▸ Data shown
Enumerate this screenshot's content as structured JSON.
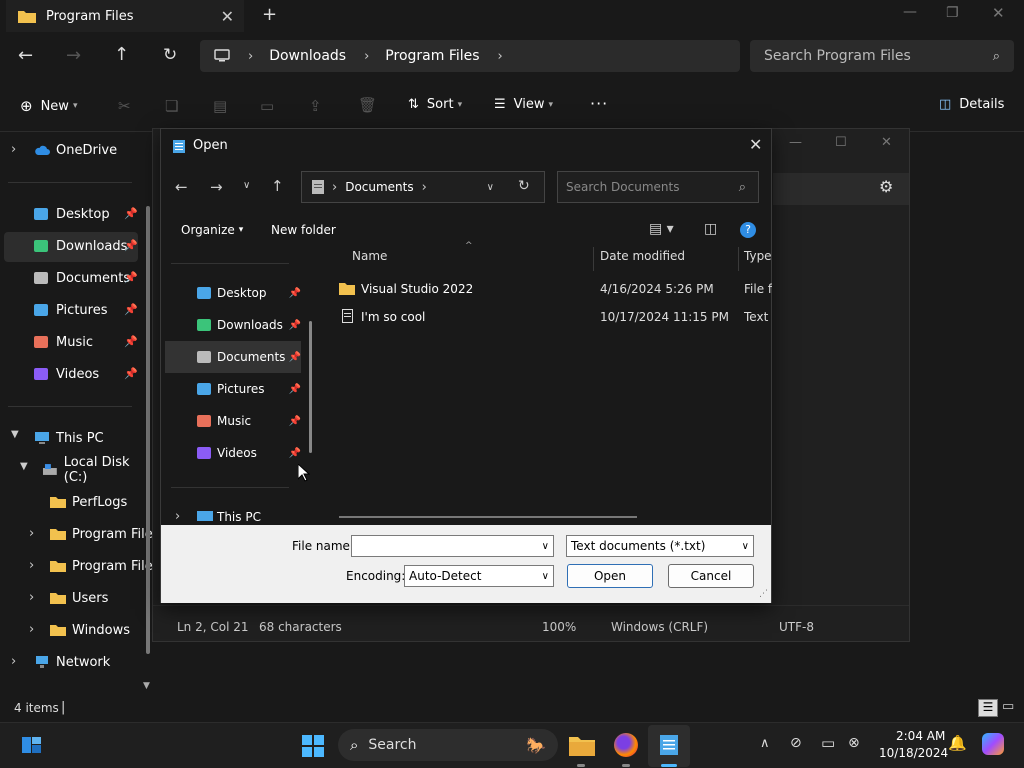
{
  "explorer": {
    "tab_title": "Program Files",
    "breadcrumb": [
      "Downloads",
      "Program Files"
    ],
    "search_placeholder": "Search Program Files",
    "toolbar": {
      "new": "New",
      "sort": "Sort",
      "view": "View",
      "details": "Details"
    },
    "sidebar": {
      "onedrive": "OneDrive",
      "pinned": [
        {
          "label": "Desktop",
          "icon": "desktop-icon"
        },
        {
          "label": "Downloads",
          "icon": "downloads-icon"
        },
        {
          "label": "Documents",
          "icon": "documents-icon"
        },
        {
          "label": "Pictures",
          "icon": "pictures-icon"
        },
        {
          "label": "Music",
          "icon": "music-icon"
        },
        {
          "label": "Videos",
          "icon": "videos-icon"
        }
      ],
      "this_pc": "This PC",
      "local_disk": "Local Disk (C:)",
      "folders": [
        "PerfLogs",
        "Program File",
        "Program File",
        "Users",
        "Windows"
      ],
      "network": "Network"
    },
    "status": "4 items"
  },
  "notepad": {
    "status": {
      "position": "Ln 2, Col 21",
      "chars": "68 characters",
      "zoom": "100%",
      "line_ending": "Windows (CRLF)",
      "encoding": "UTF-8"
    }
  },
  "dialog": {
    "title": "Open",
    "address": "Documents",
    "search_placeholder": "Search Documents",
    "organize": "Organize",
    "new_folder": "New folder",
    "nav": [
      "Desktop",
      "Downloads",
      "Documents",
      "Pictures",
      "Music",
      "Videos"
    ],
    "this_pc": "This PC",
    "columns": {
      "name": "Name",
      "date": "Date modified",
      "type": "Type"
    },
    "files": [
      {
        "name": "Visual Studio 2022",
        "date": "4/16/2024 5:26 PM",
        "type": "File fo",
        "icon": "folder-icon"
      },
      {
        "name": "I'm so cool",
        "date": "10/17/2024 11:15 PM",
        "type": "Text D",
        "icon": "text-file-icon"
      }
    ],
    "file_name_label": "File name:",
    "file_name_value": "",
    "file_type": "Text documents (*.txt)",
    "encoding_label": "Encoding:",
    "encoding_value": "Auto-Detect",
    "open_button": "Open",
    "cancel_button": "Cancel"
  },
  "taskbar": {
    "search": "Search",
    "time": "2:04 AM",
    "date": "10/18/2024"
  }
}
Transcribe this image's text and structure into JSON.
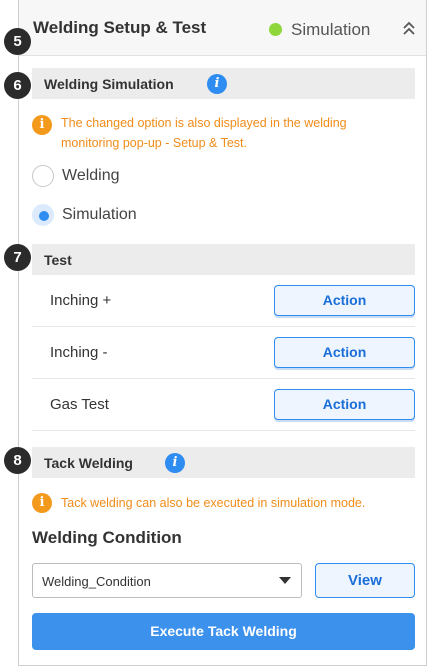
{
  "header": {
    "title": "Welding Setup & Test",
    "status_text": "Simulation",
    "status_color": "#8ed63a",
    "collapse_icon": "double-chevron-up-icon"
  },
  "badges": [
    "5",
    "6",
    "7",
    "8"
  ],
  "simulation_section": {
    "title": "Welding Simulation",
    "info_icon": "info-icon",
    "notice": "The changed option is also displayed in the welding monitoring pop-up - Setup & Test.",
    "options": [
      {
        "label": "Welding",
        "selected": false
      },
      {
        "label": "Simulation",
        "selected": true
      }
    ]
  },
  "test_section": {
    "title": "Test",
    "rows": [
      {
        "label": "Inching +",
        "button": "Action"
      },
      {
        "label": "Inching -",
        "button": "Action"
      },
      {
        "label": "Gas Test",
        "button": "Action"
      }
    ]
  },
  "tack_section": {
    "title": "Tack Welding",
    "info_icon": "info-icon",
    "notice": "Tack welding can also be executed in simulation mode.",
    "condition_title": "Welding Condition",
    "condition_value": "Welding_Condition",
    "view_button": "View",
    "execute_button": "Execute Tack Welding"
  },
  "colors": {
    "accent": "#2f8cf0",
    "notice": "#f08c1a",
    "primary_button": "#3b91ec"
  }
}
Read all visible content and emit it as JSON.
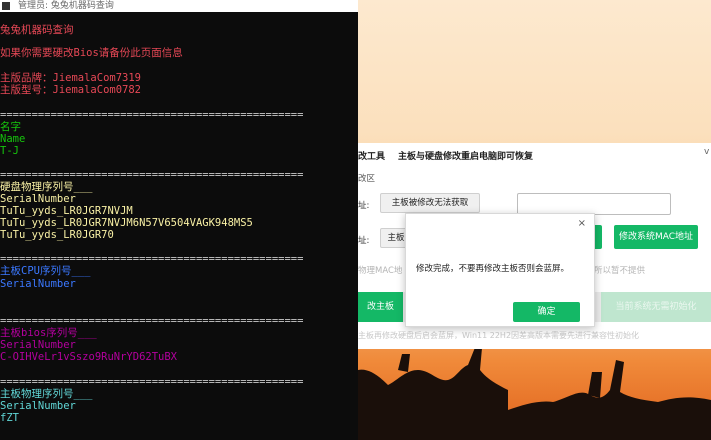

▸ Short problem
Leaving the pictures out, set down exactly the lines from the one with "Transcribe this image's" through the end of the records.

▸ Exercise answer
Transcribe this image's text and structure into JSON.
{
  "header": {
    "title": "Welding Setup & Test",
    "status_text": "Simulation",
    "status_color": "#8ed63a",
    "collapse_icon": "double-chevron-up-icon"
  },
  "badges": [
    "5",
    "6",
    "7",
    "8"
  ],
  "simulation_section": {
    "title": "Welding Simulation",
    "info_icon": "info-icon",
    "notice": "The changed option is also displayed in the welding monitoring pop-up - Setup & Test.",
    "options": [
      {
        "label": "Welding",
        "selected": false
      },
      {
        "label": "Simulation",
        "selected": true
      }
    ]
  },
  "test_section": {
    "title": "Test",
    "rows": [
      {
        "label": "Inching +",
        "button": "Action"
      },
      {
        "label": "Inching -",
        "button": "Action"
      },
      {
        "label": "Gas Test",
        "button": "Action"
      }
    ]
  },
  "tack_section": {
    "title": "Tack Welding",
    "info_icon": "info-icon",
    "notice": "Tack welding can also be executed in simulation mode.",
    "condition_title": "Welding Condition",
    "condition_value": "Welding_Condition",
    "view_button": "View",
    "execute_button": "Execute Tack Welding"
  },
  "colors": {
    "accent": "#2f8cf0",
    "notice": "#f08c1a",
    "primary_button": "#3b91ec"
  }
}
Read all visible content and emit it as JSON.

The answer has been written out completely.